▶ _EXERCISE GOAL_
Show all lines from the data that include the word "family".
─── RECORDS SHOWN ───
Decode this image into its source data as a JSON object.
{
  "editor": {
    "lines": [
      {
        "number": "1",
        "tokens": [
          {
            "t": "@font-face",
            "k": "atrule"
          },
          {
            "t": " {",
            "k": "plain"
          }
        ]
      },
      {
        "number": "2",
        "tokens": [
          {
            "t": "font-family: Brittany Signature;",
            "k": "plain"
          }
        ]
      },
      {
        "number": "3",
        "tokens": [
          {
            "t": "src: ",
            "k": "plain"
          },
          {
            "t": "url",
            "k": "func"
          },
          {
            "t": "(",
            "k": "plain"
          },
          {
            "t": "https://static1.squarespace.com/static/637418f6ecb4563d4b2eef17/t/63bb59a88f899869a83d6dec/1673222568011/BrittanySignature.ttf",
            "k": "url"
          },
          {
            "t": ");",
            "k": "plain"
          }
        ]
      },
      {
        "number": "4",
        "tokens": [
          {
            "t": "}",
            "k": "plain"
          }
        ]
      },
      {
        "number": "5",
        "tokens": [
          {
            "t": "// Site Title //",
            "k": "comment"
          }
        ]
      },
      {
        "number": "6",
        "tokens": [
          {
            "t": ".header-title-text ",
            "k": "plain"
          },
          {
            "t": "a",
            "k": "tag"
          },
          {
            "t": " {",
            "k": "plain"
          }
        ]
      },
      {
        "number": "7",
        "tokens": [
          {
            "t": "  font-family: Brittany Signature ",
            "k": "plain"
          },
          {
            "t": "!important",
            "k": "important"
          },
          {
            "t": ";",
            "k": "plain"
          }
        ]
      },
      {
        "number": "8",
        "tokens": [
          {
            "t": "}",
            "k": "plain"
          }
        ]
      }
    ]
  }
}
───
▶ _SOLUTION BELOW_
            "t": "font-family: Brittany Signature;",
            "t": "  font-family: Brittany Signature ",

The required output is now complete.